[Data tied to figure images]
......

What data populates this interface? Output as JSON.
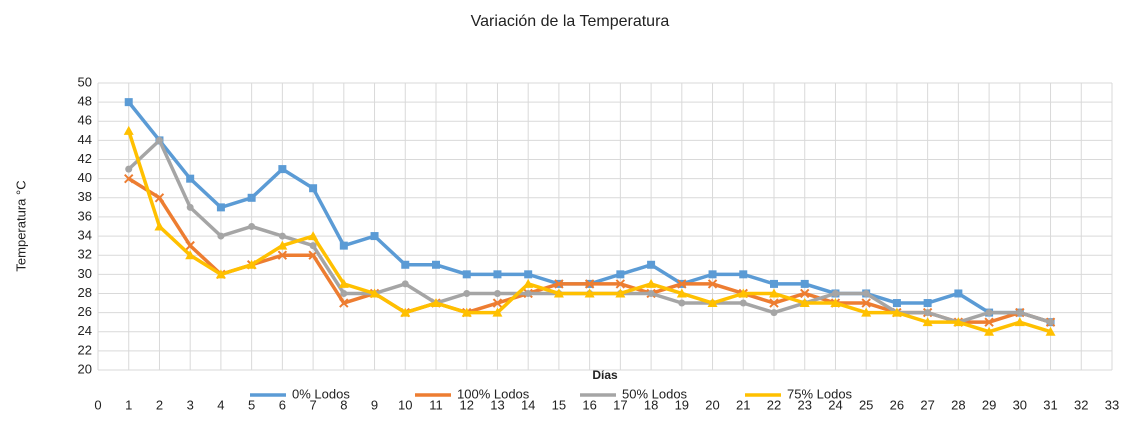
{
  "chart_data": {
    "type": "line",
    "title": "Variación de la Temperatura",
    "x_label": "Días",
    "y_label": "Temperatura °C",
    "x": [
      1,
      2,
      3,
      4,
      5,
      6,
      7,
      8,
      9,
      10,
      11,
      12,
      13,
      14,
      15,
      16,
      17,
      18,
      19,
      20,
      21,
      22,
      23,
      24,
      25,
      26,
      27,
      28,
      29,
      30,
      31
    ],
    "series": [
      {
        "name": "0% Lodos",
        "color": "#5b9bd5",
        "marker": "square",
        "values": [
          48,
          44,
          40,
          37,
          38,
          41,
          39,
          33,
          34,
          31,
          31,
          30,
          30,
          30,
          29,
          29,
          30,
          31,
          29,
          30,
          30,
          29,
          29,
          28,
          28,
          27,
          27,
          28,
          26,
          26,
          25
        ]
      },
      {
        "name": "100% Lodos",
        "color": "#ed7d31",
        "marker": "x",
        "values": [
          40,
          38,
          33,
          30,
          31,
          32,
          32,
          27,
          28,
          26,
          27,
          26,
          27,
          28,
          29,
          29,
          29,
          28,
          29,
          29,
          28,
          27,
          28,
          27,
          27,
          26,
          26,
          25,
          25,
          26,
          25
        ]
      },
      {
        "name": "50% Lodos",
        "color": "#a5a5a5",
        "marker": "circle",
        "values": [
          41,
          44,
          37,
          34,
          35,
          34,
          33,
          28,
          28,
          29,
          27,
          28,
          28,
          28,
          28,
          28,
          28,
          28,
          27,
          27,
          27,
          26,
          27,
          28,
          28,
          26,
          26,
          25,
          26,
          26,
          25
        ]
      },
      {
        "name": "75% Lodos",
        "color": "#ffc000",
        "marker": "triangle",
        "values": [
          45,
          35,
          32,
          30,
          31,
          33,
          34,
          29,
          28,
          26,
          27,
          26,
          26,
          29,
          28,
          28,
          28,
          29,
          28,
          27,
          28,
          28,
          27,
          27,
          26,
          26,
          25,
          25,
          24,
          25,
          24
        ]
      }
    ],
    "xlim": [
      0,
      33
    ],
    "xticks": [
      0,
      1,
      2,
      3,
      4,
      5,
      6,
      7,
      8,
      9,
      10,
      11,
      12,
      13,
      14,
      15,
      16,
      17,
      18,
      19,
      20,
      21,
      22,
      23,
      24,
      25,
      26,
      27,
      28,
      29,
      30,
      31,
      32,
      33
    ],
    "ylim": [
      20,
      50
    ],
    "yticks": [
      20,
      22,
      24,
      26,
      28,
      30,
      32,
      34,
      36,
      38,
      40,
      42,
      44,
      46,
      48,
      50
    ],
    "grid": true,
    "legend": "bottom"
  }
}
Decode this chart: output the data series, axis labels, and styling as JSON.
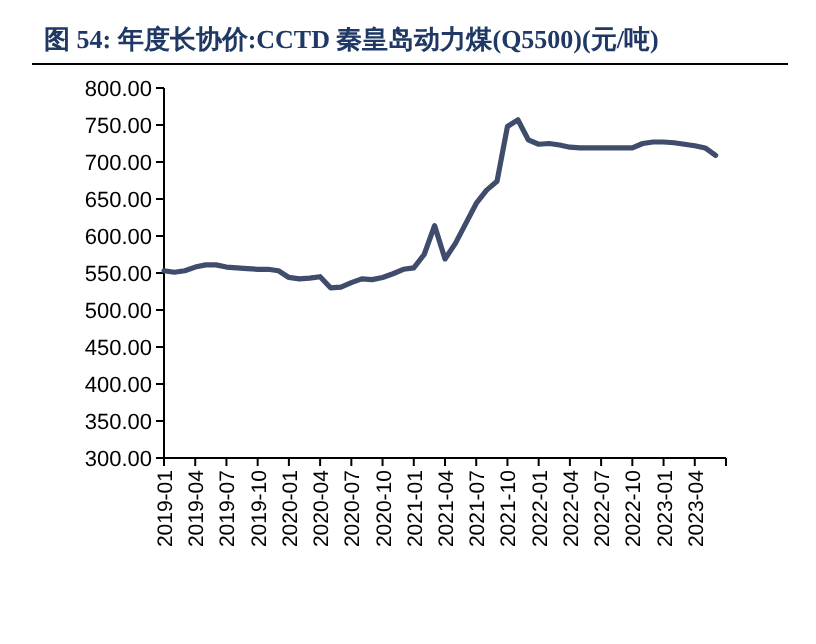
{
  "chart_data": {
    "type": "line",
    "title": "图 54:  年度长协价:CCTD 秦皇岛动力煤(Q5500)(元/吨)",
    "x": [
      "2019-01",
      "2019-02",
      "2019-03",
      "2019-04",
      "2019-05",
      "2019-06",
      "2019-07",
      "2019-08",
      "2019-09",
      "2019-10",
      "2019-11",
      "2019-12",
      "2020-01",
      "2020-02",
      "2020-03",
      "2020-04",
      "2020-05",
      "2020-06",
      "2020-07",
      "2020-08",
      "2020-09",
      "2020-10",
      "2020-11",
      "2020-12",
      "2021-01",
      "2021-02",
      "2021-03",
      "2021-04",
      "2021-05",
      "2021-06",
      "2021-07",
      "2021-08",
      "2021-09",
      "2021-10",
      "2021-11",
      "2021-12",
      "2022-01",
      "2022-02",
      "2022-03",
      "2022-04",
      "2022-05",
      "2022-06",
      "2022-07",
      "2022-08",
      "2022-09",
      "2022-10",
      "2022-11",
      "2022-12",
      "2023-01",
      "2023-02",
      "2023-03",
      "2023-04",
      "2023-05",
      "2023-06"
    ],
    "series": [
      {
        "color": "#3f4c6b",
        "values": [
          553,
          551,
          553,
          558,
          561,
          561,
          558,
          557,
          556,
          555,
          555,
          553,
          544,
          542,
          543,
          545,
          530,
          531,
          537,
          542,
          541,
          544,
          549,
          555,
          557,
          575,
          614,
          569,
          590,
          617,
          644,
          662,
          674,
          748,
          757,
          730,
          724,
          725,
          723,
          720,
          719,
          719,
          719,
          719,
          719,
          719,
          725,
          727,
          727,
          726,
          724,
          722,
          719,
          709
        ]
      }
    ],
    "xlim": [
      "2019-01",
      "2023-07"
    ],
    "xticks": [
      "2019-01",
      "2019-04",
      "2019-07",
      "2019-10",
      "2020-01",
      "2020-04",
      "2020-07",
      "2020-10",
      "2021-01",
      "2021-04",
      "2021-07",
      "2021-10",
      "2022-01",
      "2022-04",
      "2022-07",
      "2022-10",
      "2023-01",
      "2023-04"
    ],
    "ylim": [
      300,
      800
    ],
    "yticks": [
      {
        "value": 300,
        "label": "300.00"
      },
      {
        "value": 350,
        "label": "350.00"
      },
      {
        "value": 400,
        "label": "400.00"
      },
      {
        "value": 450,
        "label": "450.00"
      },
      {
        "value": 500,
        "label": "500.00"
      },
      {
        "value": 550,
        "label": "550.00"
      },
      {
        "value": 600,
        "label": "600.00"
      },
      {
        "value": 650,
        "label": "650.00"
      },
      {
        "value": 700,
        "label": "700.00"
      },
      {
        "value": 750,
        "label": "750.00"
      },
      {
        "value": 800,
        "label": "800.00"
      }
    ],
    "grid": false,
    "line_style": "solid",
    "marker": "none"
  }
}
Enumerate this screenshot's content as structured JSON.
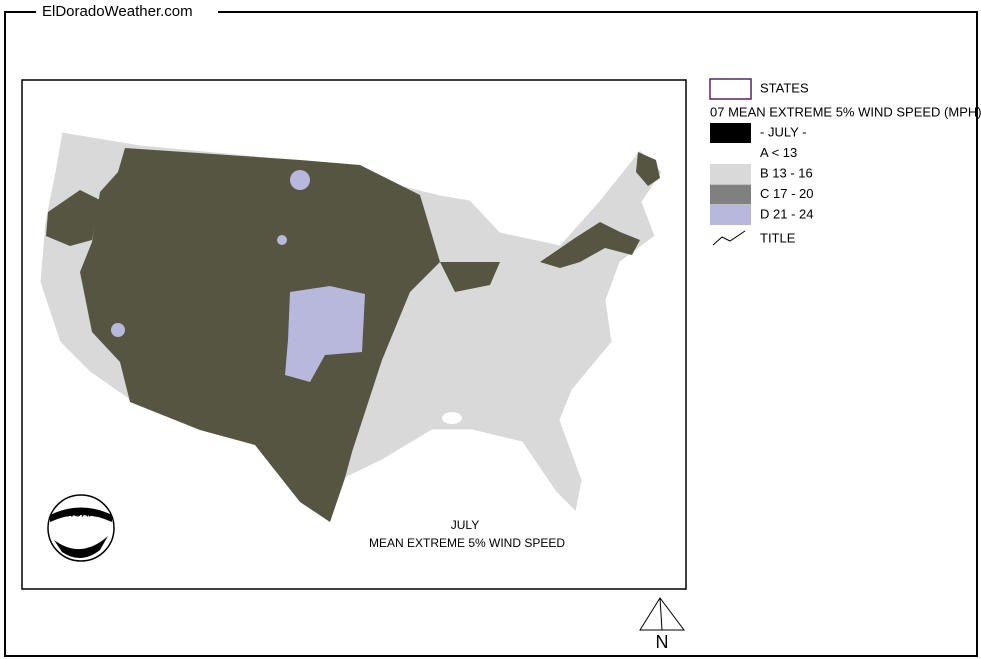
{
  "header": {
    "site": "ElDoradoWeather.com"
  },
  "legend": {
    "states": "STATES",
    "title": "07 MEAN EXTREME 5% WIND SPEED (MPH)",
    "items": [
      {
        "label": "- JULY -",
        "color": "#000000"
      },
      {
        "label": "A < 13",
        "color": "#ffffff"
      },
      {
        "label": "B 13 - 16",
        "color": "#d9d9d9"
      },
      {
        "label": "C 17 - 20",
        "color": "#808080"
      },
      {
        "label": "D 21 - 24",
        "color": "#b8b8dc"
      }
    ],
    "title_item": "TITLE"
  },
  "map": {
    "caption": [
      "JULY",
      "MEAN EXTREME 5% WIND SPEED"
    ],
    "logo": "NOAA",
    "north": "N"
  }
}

......

What you will do
Transcribe the records verbatim and omit the images.

Full answer
What data populates this interface? Output as JSON.
{
  "chart_data": {
    "type": "line",
    "title": "Variación de la Temperatura",
    "x_label": "Días",
    "y_label": "Temperatura °C",
    "x": [
      1,
      2,
      3,
      4,
      5,
      6,
      7,
      8,
      9,
      10,
      11,
      12,
      13,
      14,
      15,
      16,
      17,
      18,
      19,
      20,
      21,
      22,
      23,
      24,
      25,
      26,
      27,
      28,
      29,
      30,
      31
    ],
    "series": [
      {
        "name": "0% Lodos",
        "color": "#5b9bd5",
        "marker": "square",
        "values": [
          48,
          44,
          40,
          37,
          38,
          41,
          39,
          33,
          34,
          31,
          31,
          30,
          30,
          30,
          29,
          29,
          30,
          31,
          29,
          30,
          30,
          29,
          29,
          28,
          28,
          27,
          27,
          28,
          26,
          26,
          25
        ]
      },
      {
        "name": "100% Lodos",
        "color": "#ed7d31",
        "marker": "x",
        "values": [
          40,
          38,
          33,
          30,
          31,
          32,
          32,
          27,
          28,
          26,
          27,
          26,
          27,
          28,
          29,
          29,
          29,
          28,
          29,
          29,
          28,
          27,
          28,
          27,
          27,
          26,
          26,
          25,
          25,
          26,
          25
        ]
      },
      {
        "name": "50% Lodos",
        "color": "#a5a5a5",
        "marker": "circle",
        "values": [
          41,
          44,
          37,
          34,
          35,
          34,
          33,
          28,
          28,
          29,
          27,
          28,
          28,
          28,
          28,
          28,
          28,
          28,
          27,
          27,
          27,
          26,
          27,
          28,
          28,
          26,
          26,
          25,
          26,
          26,
          25
        ]
      },
      {
        "name": "75% Lodos",
        "color": "#ffc000",
        "marker": "triangle",
        "values": [
          45,
          35,
          32,
          30,
          31,
          33,
          34,
          29,
          28,
          26,
          27,
          26,
          26,
          29,
          28,
          28,
          28,
          29,
          28,
          27,
          28,
          28,
          27,
          27,
          26,
          26,
          25,
          25,
          24,
          25,
          24
        ]
      }
    ],
    "xlim": [
      0,
      33
    ],
    "xticks": [
      0,
      1,
      2,
      3,
      4,
      5,
      6,
      7,
      8,
      9,
      10,
      11,
      12,
      13,
      14,
      15,
      16,
      17,
      18,
      19,
      20,
      21,
      22,
      23,
      24,
      25,
      26,
      27,
      28,
      29,
      30,
      31,
      32,
      33
    ],
    "ylim": [
      20,
      50
    ],
    "yticks": [
      20,
      22,
      24,
      26,
      28,
      30,
      32,
      34,
      36,
      38,
      40,
      42,
      44,
      46,
      48,
      50
    ],
    "grid": true,
    "legend": "bottom"
  }
}
Decode this chart: output the data series, axis labels, and styling as JSON.
{
  "chart_data": {
    "type": "line",
    "title": "图 54:  年度长协价:CCTD 秦皇岛动力煤(Q5500)(元/吨)",
    "x": [
      "2019-01",
      "2019-02",
      "2019-03",
      "2019-04",
      "2019-05",
      "2019-06",
      "2019-07",
      "2019-08",
      "2019-09",
      "2019-10",
      "2019-11",
      "2019-12",
      "2020-01",
      "2020-02",
      "2020-03",
      "2020-04",
      "2020-05",
      "2020-06",
      "2020-07",
      "2020-08",
      "2020-09",
      "2020-10",
      "2020-11",
      "2020-12",
      "2021-01",
      "2021-02",
      "2021-03",
      "2021-04",
      "2021-05",
      "2021-06",
      "2021-07",
      "2021-08",
      "2021-09",
      "2021-10",
      "2021-11",
      "2021-12",
      "2022-01",
      "2022-02",
      "2022-03",
      "2022-04",
      "2022-05",
      "2022-06",
      "2022-07",
      "2022-08",
      "2022-09",
      "2022-10",
      "2022-11",
      "2022-12",
      "2023-01",
      "2023-02",
      "2023-03",
      "2023-04",
      "2023-05",
      "2023-06"
    ],
    "series": [
      {
        "color": "#3f4c6b",
        "values": [
          553,
          551,
          553,
          558,
          561,
          561,
          558,
          557,
          556,
          555,
          555,
          553,
          544,
          542,
          543,
          545,
          530,
          531,
          537,
          542,
          541,
          544,
          549,
          555,
          557,
          575,
          614,
          569,
          590,
          617,
          644,
          662,
          674,
          748,
          757,
          730,
          724,
          725,
          723,
          720,
          719,
          719,
          719,
          719,
          719,
          719,
          725,
          727,
          727,
          726,
          724,
          722,
          719,
          709
        ]
      }
    ],
    "xlim": [
      "2019-01",
      "2023-07"
    ],
    "xticks": [
      "2019-01",
      "2019-04",
      "2019-07",
      "2019-10",
      "2020-01",
      "2020-04",
      "2020-07",
      "2020-10",
      "2021-01",
      "2021-04",
      "2021-07",
      "2021-10",
      "2022-01",
      "2022-04",
      "2022-07",
      "2022-10",
      "2023-01",
      "2023-04"
    ],
    "ylim": [
      300,
      800
    ],
    "yticks": [
      {
        "value": 300,
        "label": "300.00"
      },
      {
        "value": 350,
        "label": "350.00"
      },
      {
        "value": 400,
        "label": "400.00"
      },
      {
        "value": 450,
        "label": "450.00"
      },
      {
        "value": 500,
        "label": "500.00"
      },
      {
        "value": 550,
        "label": "550.00"
      },
      {
        "value": 600,
        "label": "600.00"
      },
      {
        "value": 650,
        "label": "650.00"
      },
      {
        "value": 700,
        "label": "700.00"
      },
      {
        "value": 750,
        "label": "750.00"
      },
      {
        "value": 800,
        "label": "800.00"
      }
    ],
    "grid": false,
    "line_style": "solid",
    "marker": "none"
  }
}
Enumerate this screenshot's content as structured JSON.
{
  "header": {
    "site": "ElDoradoWeather.com"
  },
  "legend": {
    "states": "STATES",
    "title": "07 MEAN EXTREME 5% WIND SPEED (MPH)",
    "items": [
      {
        "label": "- JULY -",
        "color": "#000000"
      },
      {
        "label": "A < 13",
        "color": "#ffffff"
      },
      {
        "label": "B 13 - 16",
        "color": "#d9d9d9"
      },
      {
        "label": "C 17 - 20",
        "color": "#808080"
      },
      {
        "label": "D 21 - 24",
        "color": "#b8b8dc"
      }
    ],
    "title_item": "TITLE"
  },
  "map": {
    "caption": [
      "JULY",
      "MEAN EXTREME 5% WIND SPEED"
    ],
    "logo": "NOAA",
    "north": "N"
  }
}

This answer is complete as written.